**Dataset entries:**
>> start

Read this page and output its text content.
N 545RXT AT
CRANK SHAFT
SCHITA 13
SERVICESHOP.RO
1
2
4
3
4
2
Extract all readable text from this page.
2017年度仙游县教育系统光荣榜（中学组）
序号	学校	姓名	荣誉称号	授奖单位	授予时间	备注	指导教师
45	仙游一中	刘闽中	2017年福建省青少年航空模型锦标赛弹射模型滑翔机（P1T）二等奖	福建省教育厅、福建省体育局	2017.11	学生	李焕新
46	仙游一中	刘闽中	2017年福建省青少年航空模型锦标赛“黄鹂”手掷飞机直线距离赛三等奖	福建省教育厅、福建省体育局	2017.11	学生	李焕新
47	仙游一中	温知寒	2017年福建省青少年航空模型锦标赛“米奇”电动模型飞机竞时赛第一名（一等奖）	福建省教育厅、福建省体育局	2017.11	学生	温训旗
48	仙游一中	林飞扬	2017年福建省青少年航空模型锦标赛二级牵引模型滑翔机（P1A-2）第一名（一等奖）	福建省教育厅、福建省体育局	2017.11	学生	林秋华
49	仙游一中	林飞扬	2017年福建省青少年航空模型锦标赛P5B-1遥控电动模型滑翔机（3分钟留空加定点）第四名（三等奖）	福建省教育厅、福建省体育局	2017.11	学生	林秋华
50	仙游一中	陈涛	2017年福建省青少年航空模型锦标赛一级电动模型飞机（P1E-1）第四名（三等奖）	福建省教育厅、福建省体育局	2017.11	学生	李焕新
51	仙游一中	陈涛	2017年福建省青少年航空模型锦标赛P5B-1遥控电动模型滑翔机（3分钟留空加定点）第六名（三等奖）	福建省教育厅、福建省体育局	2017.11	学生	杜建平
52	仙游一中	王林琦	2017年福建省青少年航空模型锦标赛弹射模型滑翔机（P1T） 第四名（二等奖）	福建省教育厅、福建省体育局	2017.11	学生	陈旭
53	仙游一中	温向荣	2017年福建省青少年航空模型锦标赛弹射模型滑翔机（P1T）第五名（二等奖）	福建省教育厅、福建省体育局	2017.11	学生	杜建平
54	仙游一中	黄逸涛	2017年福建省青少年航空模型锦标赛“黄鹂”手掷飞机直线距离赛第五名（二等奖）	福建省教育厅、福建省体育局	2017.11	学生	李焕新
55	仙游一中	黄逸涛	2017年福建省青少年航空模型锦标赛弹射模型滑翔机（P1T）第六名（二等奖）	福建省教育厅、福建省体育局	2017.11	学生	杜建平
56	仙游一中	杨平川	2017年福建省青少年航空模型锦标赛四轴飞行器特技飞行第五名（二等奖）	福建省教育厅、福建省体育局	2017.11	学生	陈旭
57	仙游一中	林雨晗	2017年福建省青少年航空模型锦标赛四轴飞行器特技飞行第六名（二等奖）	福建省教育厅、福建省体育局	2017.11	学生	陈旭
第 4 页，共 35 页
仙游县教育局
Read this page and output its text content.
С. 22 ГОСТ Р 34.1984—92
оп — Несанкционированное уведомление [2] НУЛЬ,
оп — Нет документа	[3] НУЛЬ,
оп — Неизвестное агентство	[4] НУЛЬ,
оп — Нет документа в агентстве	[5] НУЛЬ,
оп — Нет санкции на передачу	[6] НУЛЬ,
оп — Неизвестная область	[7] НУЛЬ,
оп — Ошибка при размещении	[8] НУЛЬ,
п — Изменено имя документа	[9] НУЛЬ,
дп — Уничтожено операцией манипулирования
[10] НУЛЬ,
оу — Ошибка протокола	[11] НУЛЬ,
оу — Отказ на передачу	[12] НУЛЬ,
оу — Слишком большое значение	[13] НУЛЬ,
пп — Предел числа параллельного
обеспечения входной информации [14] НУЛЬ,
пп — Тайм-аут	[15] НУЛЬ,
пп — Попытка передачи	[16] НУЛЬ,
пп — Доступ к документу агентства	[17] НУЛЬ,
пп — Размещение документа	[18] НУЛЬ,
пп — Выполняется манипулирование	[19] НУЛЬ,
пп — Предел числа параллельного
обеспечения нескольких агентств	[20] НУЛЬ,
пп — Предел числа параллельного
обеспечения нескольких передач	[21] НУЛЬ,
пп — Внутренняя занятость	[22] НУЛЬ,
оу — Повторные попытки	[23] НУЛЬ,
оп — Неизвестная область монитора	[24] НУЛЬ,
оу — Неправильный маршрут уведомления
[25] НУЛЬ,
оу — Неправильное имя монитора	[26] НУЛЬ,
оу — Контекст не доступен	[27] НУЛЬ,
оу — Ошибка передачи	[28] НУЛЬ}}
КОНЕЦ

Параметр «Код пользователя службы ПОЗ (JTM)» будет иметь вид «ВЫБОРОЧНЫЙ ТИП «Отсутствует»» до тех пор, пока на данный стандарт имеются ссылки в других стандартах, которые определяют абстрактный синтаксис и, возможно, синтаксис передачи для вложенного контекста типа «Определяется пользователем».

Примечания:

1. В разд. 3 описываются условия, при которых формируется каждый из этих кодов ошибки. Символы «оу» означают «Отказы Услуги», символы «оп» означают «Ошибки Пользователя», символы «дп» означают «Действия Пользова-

>> end

**Exercise goal:**
Repeat the entries exactly, all of them.

**Problem solution:**
Read this page and output its text content.
N 545RXT AT
CRANK SHAFT
SCHITA 13
SERVICESHOP.RO
1
2
4
3
4
2
Extract all readable text from this page.
2017年度仙游县教育系统光荣榜（中学组）
序号	学校	姓名	荣誉称号	授奖单位	授予时间	备注	指导教师
45	仙游一中	刘闽中	2017年福建省青少年航空模型锦标赛弹射模型滑翔机（P1T）二等奖	福建省教育厅、福建省体育局	2017.11	学生	李焕新
46	仙游一中	刘闽中	2017年福建省青少年航空模型锦标赛“黄鹂”手掷飞机直线距离赛三等奖	福建省教育厅、福建省体育局	2017.11	学生	李焕新
47	仙游一中	温知寒	2017年福建省青少年航空模型锦标赛“米奇”电动模型飞机竞时赛第一名（一等奖）	福建省教育厅、福建省体育局	2017.11	学生	温训旗
48	仙游一中	林飞扬	2017年福建省青少年航空模型锦标赛二级牵引模型滑翔机（P1A-2）第一名（一等奖）	福建省教育厅、福建省体育局	2017.11	学生	林秋华
49	仙游一中	林飞扬	2017年福建省青少年航空模型锦标赛P5B-1遥控电动模型滑翔机（3分钟留空加定点）第四名（三等奖）	福建省教育厅、福建省体育局	2017.11	学生	林秋华
50	仙游一中	陈涛	2017年福建省青少年航空模型锦标赛一级电动模型飞机（P1E-1）第四名（三等奖）	福建省教育厅、福建省体育局	2017.11	学生	李焕新
51	仙游一中	陈涛	2017年福建省青少年航空模型锦标赛P5B-1遥控电动模型滑翔机（3分钟留空加定点）第六名（三等奖）	福建省教育厅、福建省体育局	2017.11	学生	杜建平
52	仙游一中	王林琦	2017年福建省青少年航空模型锦标赛弹射模型滑翔机（P1T） 第四名（二等奖）	福建省教育厅、福建省体育局	2017.11	学生	陈旭
53	仙游一中	温向荣	2017年福建省青少年航空模型锦标赛弹射模型滑翔机（P1T）第五名（二等奖）	福建省教育厅、福建省体育局	2017.11	学生	杜建平
54	仙游一中	黄逸涛	2017年福建省青少年航空模型锦标赛“黄鹂”手掷飞机直线距离赛第五名（二等奖）	福建省教育厅、福建省体育局	2017.11	学生	李焕新
55	仙游一中	黄逸涛	2017年福建省青少年航空模型锦标赛弹射模型滑翔机（P1T）第六名（二等奖）	福建省教育厅、福建省体育局	2017.11	学生	杜建平
56	仙游一中	杨平川	2017年福建省青少年航空模型锦标赛四轴飞行器特技飞行第五名（二等奖）	福建省教育厅、福建省体育局	2017.11	学生	陈旭
57	仙游一中	林雨晗	2017年福建省青少年航空模型锦标赛四轴飞行器特技飞行第六名（二等奖）	福建省教育厅、福建省体育局	2017.11	学生	陈旭
第 4 页，共 35 页
仙游县教育局
Read this page and output its text content.
С. 22 ГОСТ Р 34.1984—92
оп — Несанкционированное уведомление [2] НУЛЬ,
оп — Нет документа	[3] НУЛЬ,
оп — Неизвестное агентство	[4] НУЛЬ,
оп — Нет документа в агентстве	[5] НУЛЬ,
оп — Нет санкции на передачу	[6] НУЛЬ,
оп — Неизвестная область	[7] НУЛЬ,
оп — Ошибка при размещении	[8] НУЛЬ,
п — Изменено имя документа	[9] НУЛЬ,
дп — Уничтожено операцией манипулирования
[10] НУЛЬ,
оу — Ошибка протокола	[11] НУЛЬ,
оу — Отказ на передачу	[12] НУЛЬ,
оу — Слишком большое значение	[13] НУЛЬ,
пп — Предел числа параллельного
обеспечения входной информации [14] НУЛЬ,
пп — Тайм-аут	[15] НУЛЬ,
пп — Попытка передачи	[16] НУЛЬ,
пп — Доступ к документу агентства	[17] НУЛЬ,
пп — Размещение документа	[18] НУЛЬ,
пп — Выполняется манипулирование	[19] НУЛЬ,
пп — Предел числа параллельного
обеспечения нескольких агентств	[20] НУЛЬ,
пп — Предел числа параллельного
обеспечения нескольких передач	[21] НУЛЬ,
пп — Внутренняя занятость	[22] НУЛЬ,
оу — Повторные попытки	[23] НУЛЬ,
оп — Неизвестная область монитора	[24] НУЛЬ,
оу — Неправильный маршрут уведомления
[25] НУЛЬ,
оу — Неправильное имя монитора	[26] НУЛЬ,
оу — Контекст не доступен	[27] НУЛЬ,
оу — Ошибка передачи	[28] НУЛЬ}}
КОНЕЦ

Параметр «Код пользователя службы ПОЗ (JTM)» будет иметь вид «ВЫБОРОЧНЫЙ ТИП «Отсутствует»» до тех пор, пока на данный стандарт имеются ссылки в других стандартах, которые определяют абстрактный синтаксис и, возможно, синтаксис передачи для вложенного контекста типа «Определяется пользователем».

Примечания:

1. В разд. 3 описываются условия, при которых формируется каждый из этих кодов ошибки. Символы «оу» означают «Отказы Услуги», символы «оп» означают «Ошибки Пользователя», символы «дп» означают «Действия Пользова-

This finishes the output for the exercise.